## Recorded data
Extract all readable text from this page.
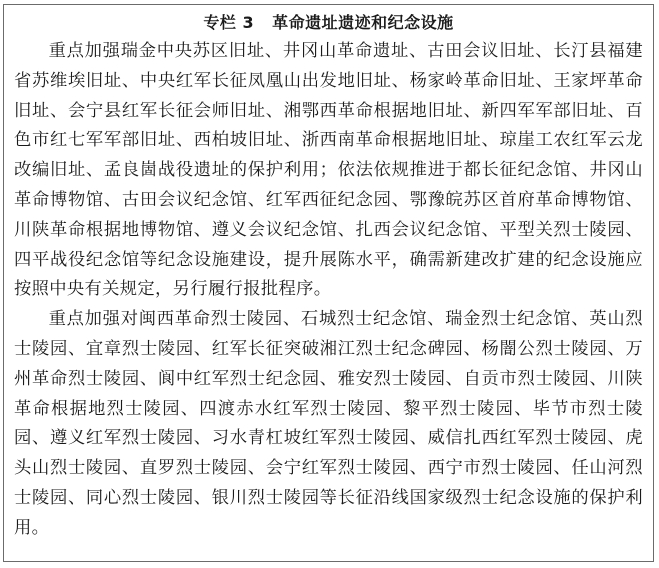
专栏 3 革命遗址遗迹和纪念设施

重点加强瑞金中央苏区旧址、井冈山革命遗址、古田会议旧址、长汀县福建省苏维埃旧址、中央红军长征凤凰山出发地旧址、杨家岭革命旧址、王家坪革命旧址、会宁县红军长征会师旧址、湘鄂西革命根据地旧址、新四军军部旧址、百色市红七军军部旧址、西柏坡旧址、浙西南革命根据地旧址、琼崖工农红军云龙改编旧址、孟良崮战役遗址的保护利用；依法依规推进于都长征纪念馆、井冈山革命博物馆、古田会议纪念馆、红军西征纪念园、鄂豫皖苏区首府革命博物馆、川陕革命根据地博物馆、遵义会议纪念馆、扎西会议纪念馆、平型关烈士陵园、四平战役纪念馆等纪念设施建设，提升展陈水平，确需新建改扩建的纪念设施应按照中央有关规定，另行履行报批程序。

重点加强对闽西革命烈士陵园、石城烈士纪念馆、瑞金烈士纪念馆、英山烈士陵园、宜章烈士陵园、红军长征突破湘江烈士纪念碑园、杨闇公烈士陵园、万州革命烈士陵园、阆中红军烈士纪念园、雅安烈士陵园、自贡市烈士陵园、川陕革命根据地烈士陵园、四渡赤水红军烈士陵园、黎平烈士陵园、毕节市烈士陵园、遵义红军烈士陵园、习水青杠坡红军烈士陵园、威信扎西红军烈士陵园、虎头山烈士陵园、直罗烈士陵园、会宁红军烈士陵园、西宁市烈士陵园、任山河烈士陵园、同心烈士陵园、银川烈士陵园等长征沿线国家级烈士纪念设施的保护利用。
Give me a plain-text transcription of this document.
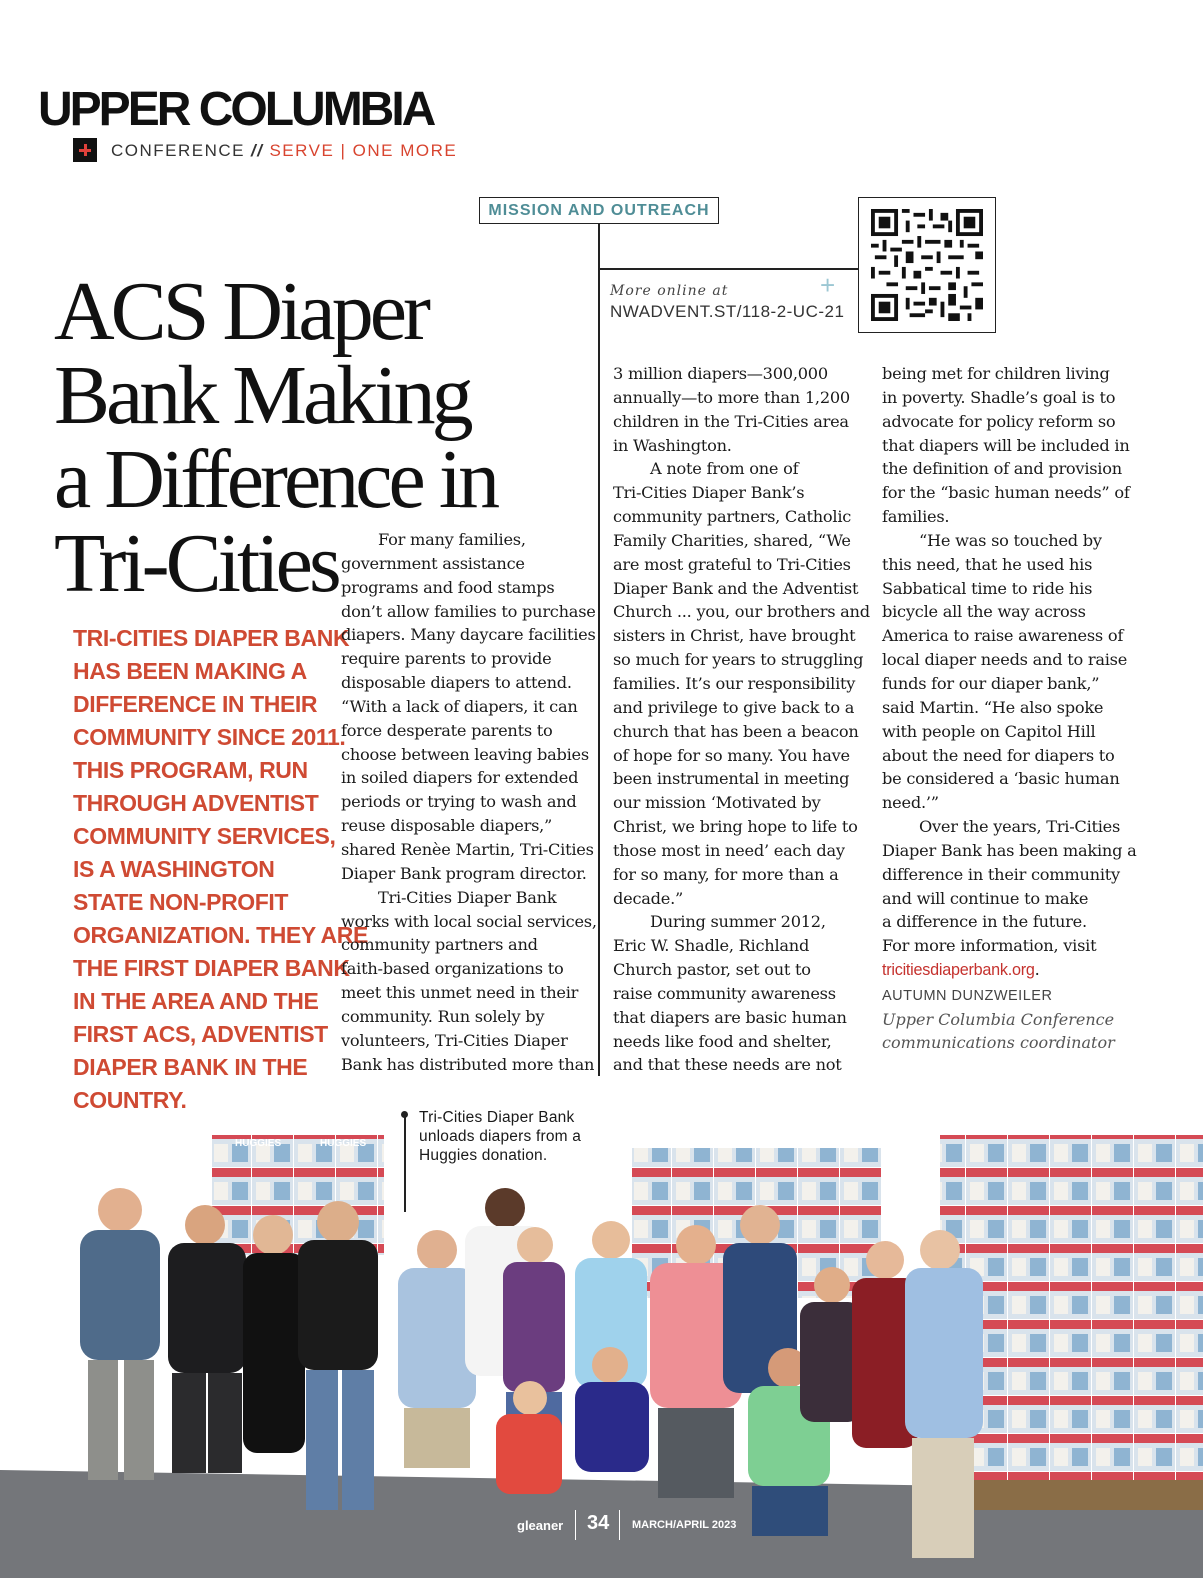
UPPER COLUMBIA
CONFERENCE // SERVE | ONE MORE
MISSION AND OUTREACH
More online at
NWADVENT.ST/118-2-UC-21
+
ACS Diaper
Bank Making
a Difference in
Tri-Cities
TRI-CITIES DIAPER BANK
HAS BEEN MAKING A
DIFFERENCE IN THEIR
COMMUNITY SINCE 2011.
THIS PROGRAM, RUN
THROUGH ADVENTIST
COMMUNITY SERVICES,
IS A WASHINGTON
STATE NON-PROFIT
ORGANIZATION. THEY ARE
THE FIRST DIAPER BANK
IN THE AREA AND THE
FIRST ACS, ADVENTIST
DIAPER BANK IN THE
COUNTRY.
For many families,
government assistance
programs and food stamps
don’t allow families to purchase
diapers. Many daycare facilities
require parents to provide
disposable diapers to attend.
“With a lack of diapers, it can
force desperate parents to
choose between leaving babies
in soiled diapers for extended
periods or trying to wash and
reuse disposable diapers,”
shared Renèe Martin, Tri-Cities
Diaper Bank program director.
Tri-Cities Diaper Bank
works with local social services,
community partners and
faith-based organizations to
meet this unmet need in their
community. Run solely by
volunteers, Tri-Cities Diaper
Bank has distributed more than
3 million diapers—300,000
annually—to more than 1,200
children in the Tri-Cities area
in Washington.
A note from one of
Tri-Cities Diaper Bank’s
community partners, Catholic
Family Charities, shared, “We
are most grateful to Tri-Cities
Diaper Bank and the Adventist
Church ... you, our brothers and
sisters in Christ, have brought
so much for years to struggling
families. It’s our responsibility
and privilege to give back to a
church that has been a beacon
of hope for so many. You have
been instrumental in meeting
our mission ‘Motivated by
Christ, we bring hope to life to
those most in need’ each day
for so many, for more than a
decade.”
During summer 2012,
Eric W. Shadle, Richland
Church pastor, set out to
raise community awareness
that diapers are basic human
needs like food and shelter,
and that these needs are not
being met for children living
in poverty. Shadle’s goal is to
advocate for policy reform so
that diapers will be included in
the definition of and provision
for the “basic human needs” of
families.
“He was so touched by
this need, that he used his
Sabbatical time to ride his
bicycle all the way across
America to raise awareness of
local diaper needs and to raise
funds for our diaper bank,”
said Martin. “He also spoke
with people on Capitol Hill
about the need for diapers to
be considered a ‘basic human
need.’”
Over the years, Tri-Cities
Diaper Bank has been making a
difference in their community
and will continue to make
a difference in the future.
For more information, visit
tricitiesdiaperbank.org.
AUTUMN DUNZWEILER
Upper Columbia Conference
communications coordinator
HUGGIES	HUGGIES
Tri-Cities Diaper Bank
unloads diapers from a
Huggies donation.
gleaner 34 MARCH/APRIL 2023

## TASK PROMPT
Using the listing above, show every line that includes the string "needs".

## ANSWER
needs like food and shelter,
and that these needs are not
for the “basic human needs” of
local diaper needs and to raise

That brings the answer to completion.